Dataset records
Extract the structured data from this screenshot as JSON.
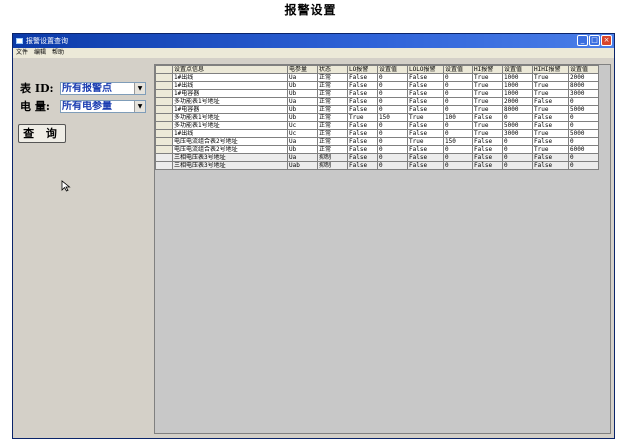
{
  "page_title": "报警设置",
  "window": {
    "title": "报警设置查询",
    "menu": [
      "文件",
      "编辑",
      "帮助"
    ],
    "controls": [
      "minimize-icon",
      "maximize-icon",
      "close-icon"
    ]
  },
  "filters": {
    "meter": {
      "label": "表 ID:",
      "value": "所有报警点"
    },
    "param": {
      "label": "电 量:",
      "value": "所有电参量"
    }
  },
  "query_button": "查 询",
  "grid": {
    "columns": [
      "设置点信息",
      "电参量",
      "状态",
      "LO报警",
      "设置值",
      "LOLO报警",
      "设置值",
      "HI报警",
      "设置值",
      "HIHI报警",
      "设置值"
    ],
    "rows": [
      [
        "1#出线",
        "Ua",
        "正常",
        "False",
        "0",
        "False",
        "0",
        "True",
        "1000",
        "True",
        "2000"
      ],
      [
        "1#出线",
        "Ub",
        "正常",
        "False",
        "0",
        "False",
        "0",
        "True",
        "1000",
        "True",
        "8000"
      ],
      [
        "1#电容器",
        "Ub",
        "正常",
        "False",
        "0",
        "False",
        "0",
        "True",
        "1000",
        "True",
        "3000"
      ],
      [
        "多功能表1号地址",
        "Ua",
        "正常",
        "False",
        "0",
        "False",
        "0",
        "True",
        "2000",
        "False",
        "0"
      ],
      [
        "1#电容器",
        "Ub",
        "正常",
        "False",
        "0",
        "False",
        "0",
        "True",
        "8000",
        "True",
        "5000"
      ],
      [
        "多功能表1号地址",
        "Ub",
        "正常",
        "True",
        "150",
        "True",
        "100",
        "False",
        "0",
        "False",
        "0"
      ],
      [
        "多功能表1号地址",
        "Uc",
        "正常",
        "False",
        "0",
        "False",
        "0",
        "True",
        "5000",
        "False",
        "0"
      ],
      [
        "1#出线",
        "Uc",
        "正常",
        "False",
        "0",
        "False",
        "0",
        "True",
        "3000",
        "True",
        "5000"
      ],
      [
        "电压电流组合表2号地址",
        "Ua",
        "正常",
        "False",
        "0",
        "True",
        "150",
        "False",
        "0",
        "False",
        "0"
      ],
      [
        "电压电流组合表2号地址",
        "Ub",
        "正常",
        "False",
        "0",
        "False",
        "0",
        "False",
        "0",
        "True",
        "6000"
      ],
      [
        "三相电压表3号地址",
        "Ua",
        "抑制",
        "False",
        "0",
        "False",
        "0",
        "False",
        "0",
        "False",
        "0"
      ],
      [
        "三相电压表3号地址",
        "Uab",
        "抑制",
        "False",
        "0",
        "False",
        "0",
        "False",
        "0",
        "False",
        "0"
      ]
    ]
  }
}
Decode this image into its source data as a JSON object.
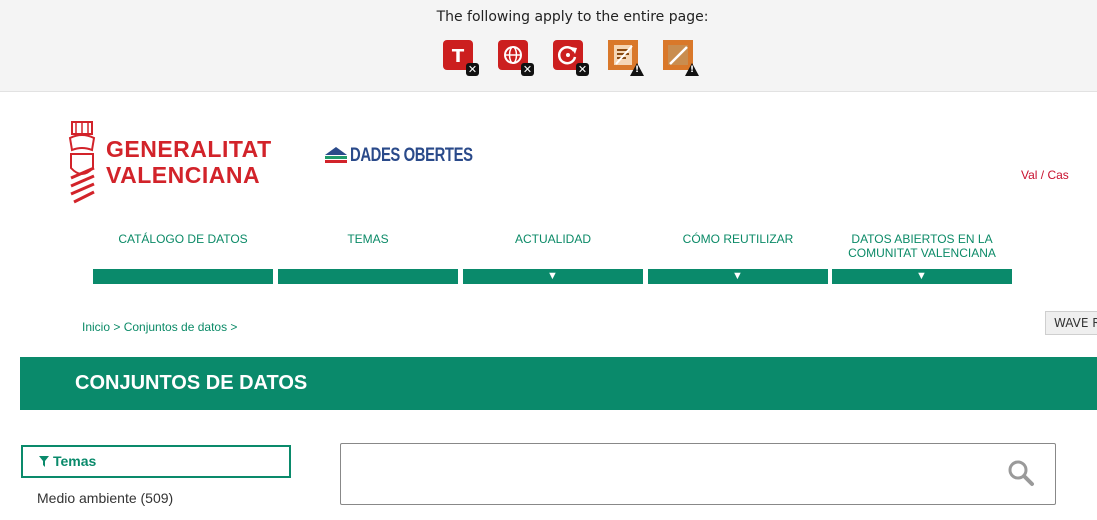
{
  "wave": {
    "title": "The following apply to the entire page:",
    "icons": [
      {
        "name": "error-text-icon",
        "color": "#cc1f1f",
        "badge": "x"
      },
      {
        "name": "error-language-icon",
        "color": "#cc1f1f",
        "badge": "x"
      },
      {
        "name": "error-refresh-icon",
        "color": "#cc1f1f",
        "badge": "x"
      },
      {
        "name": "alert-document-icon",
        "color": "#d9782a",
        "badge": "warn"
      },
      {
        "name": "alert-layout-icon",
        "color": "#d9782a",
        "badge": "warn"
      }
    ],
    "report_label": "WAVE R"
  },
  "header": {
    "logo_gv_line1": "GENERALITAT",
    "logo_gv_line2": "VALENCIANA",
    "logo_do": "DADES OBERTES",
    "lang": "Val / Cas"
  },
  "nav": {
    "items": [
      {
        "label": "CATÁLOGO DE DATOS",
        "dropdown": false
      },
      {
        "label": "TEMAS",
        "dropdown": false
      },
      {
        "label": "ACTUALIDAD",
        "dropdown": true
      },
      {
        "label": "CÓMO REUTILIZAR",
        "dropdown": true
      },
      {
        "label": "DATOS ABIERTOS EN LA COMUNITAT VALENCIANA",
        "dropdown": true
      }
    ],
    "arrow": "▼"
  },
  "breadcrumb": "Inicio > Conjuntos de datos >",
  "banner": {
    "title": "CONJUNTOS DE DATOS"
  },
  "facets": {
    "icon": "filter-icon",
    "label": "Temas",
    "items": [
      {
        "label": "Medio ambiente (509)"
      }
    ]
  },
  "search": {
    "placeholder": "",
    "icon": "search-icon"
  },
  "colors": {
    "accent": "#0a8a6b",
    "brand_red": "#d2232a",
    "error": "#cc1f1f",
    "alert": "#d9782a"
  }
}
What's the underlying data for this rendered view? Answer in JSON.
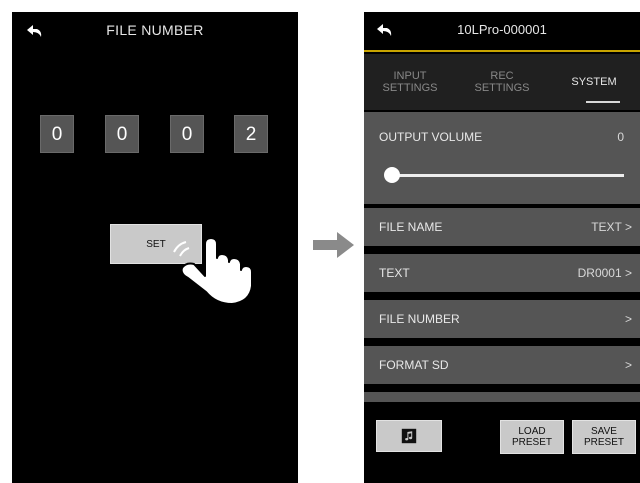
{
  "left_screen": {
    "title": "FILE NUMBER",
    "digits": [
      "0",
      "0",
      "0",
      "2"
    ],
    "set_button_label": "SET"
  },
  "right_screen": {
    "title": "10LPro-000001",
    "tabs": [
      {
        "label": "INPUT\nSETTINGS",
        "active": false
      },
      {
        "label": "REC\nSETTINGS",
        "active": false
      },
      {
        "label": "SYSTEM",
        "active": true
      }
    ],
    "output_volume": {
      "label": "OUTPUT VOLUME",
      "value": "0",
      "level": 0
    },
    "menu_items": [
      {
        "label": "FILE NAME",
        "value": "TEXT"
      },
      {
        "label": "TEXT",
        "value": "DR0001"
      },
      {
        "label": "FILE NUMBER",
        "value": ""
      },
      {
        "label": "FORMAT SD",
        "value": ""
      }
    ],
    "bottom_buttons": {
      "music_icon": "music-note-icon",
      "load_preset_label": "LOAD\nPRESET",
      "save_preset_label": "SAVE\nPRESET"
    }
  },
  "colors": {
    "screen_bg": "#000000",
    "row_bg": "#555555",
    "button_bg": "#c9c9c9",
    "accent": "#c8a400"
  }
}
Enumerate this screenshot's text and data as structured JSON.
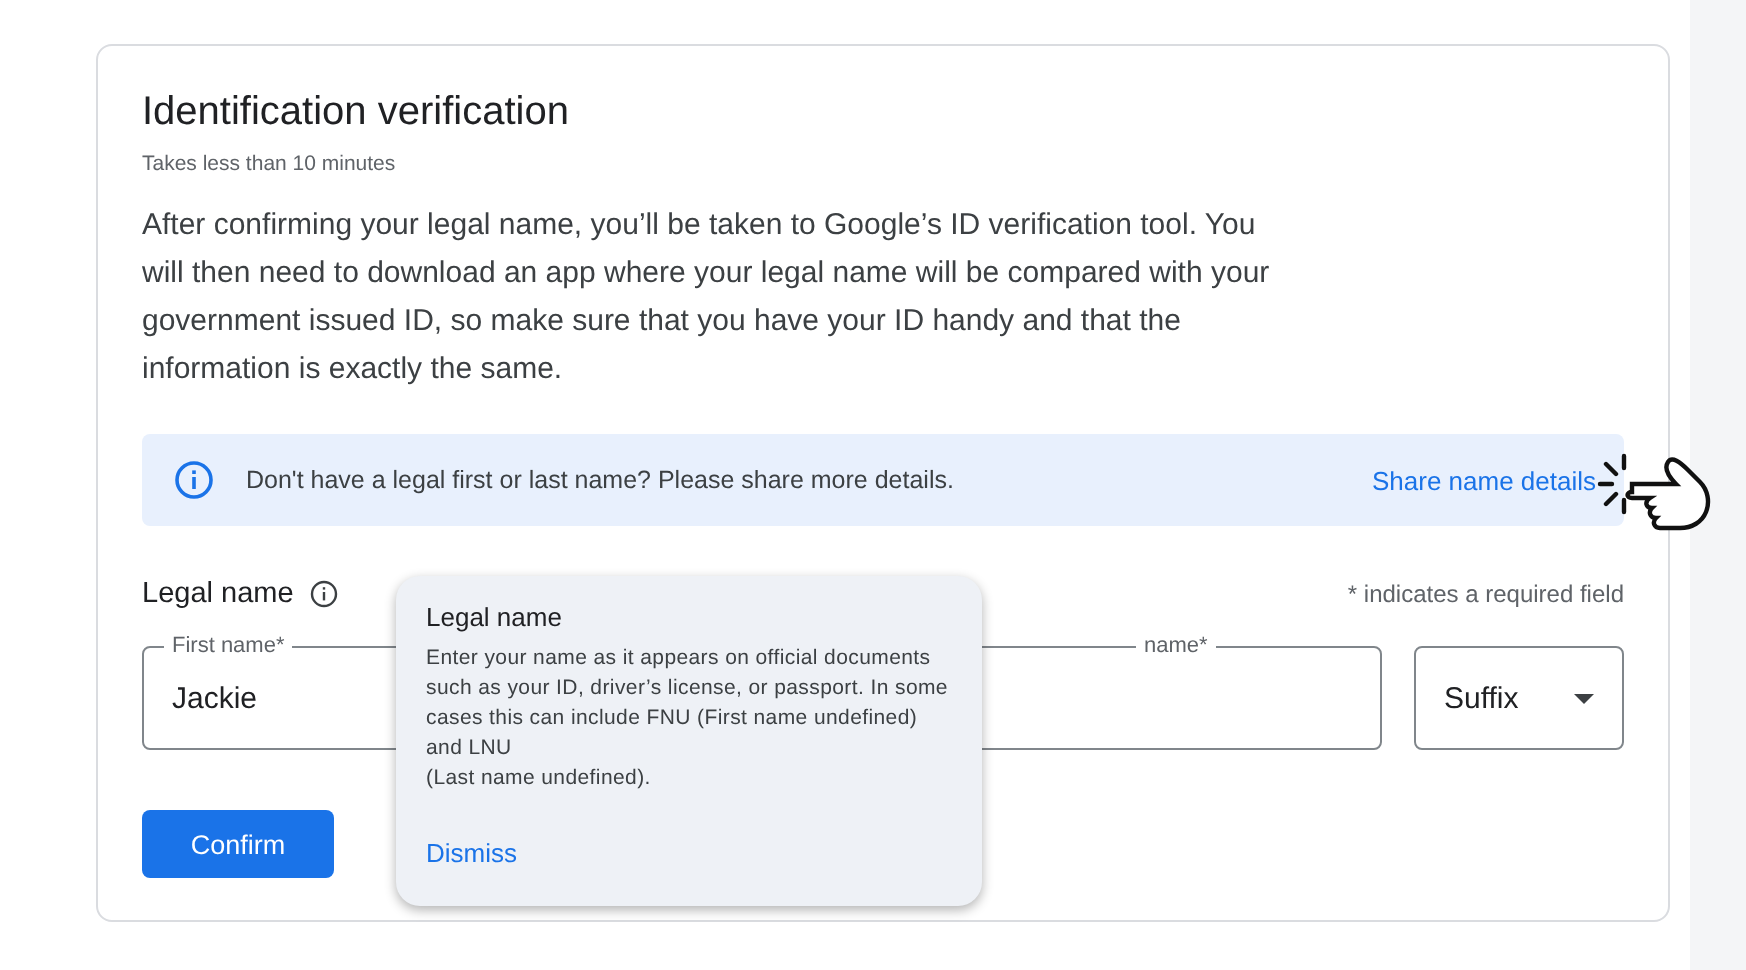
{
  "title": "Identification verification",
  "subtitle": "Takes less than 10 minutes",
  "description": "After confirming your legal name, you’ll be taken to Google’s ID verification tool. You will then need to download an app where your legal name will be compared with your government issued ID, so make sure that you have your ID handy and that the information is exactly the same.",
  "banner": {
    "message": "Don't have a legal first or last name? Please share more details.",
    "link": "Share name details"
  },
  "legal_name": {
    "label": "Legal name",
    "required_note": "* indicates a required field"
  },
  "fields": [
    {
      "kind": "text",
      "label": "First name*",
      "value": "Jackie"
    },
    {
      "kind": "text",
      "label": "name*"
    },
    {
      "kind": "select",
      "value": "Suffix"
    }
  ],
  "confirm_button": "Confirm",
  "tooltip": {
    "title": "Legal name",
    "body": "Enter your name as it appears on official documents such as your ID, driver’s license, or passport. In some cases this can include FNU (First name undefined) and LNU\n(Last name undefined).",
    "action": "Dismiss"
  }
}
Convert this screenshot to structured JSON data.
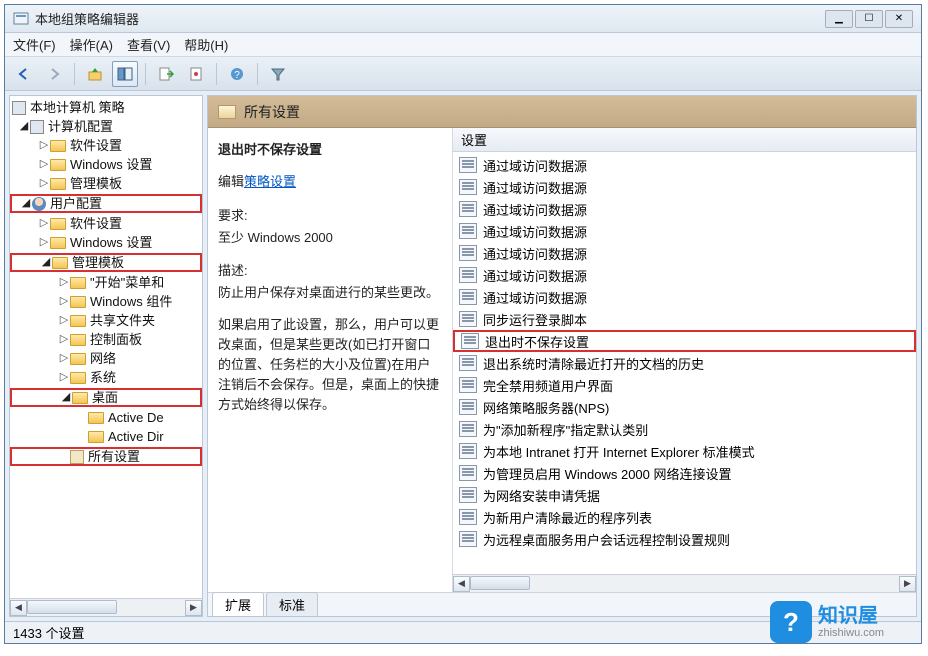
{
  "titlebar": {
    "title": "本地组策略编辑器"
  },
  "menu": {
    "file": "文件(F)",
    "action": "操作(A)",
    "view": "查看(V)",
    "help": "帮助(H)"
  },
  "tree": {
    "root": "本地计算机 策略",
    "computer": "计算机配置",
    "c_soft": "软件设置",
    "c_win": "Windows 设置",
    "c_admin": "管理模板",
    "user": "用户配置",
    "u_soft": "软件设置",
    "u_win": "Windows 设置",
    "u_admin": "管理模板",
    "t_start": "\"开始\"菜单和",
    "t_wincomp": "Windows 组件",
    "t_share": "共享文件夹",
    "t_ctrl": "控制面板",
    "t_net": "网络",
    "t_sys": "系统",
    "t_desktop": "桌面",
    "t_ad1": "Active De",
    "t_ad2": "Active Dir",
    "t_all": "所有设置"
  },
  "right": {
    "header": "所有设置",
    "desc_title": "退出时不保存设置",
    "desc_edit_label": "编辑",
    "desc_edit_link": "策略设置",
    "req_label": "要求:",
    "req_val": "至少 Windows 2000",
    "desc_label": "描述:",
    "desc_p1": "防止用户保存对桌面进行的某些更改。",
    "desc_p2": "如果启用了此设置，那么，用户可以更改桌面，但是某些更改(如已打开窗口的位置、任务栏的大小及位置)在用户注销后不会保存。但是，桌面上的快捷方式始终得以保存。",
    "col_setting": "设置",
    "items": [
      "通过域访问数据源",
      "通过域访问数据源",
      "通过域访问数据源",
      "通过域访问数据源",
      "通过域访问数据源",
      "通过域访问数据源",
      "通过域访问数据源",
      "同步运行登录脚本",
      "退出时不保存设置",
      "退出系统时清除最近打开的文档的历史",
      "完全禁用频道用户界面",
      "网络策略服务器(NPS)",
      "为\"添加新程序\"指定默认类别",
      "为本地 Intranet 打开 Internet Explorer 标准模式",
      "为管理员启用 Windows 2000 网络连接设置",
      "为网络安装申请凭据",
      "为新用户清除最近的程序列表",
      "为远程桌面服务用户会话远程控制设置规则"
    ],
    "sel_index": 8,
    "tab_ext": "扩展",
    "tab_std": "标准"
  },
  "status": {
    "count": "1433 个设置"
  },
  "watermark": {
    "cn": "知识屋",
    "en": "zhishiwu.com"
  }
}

(SET TASK) Scan the material above for the word "error". Copy each line where it occurs.

(SOLUTION FOR THIS TASK)
        "name": "error-text-icon",
        "name": "error-language-icon",
        "name": "error-refresh-icon",
    "error": "#cc1f1f",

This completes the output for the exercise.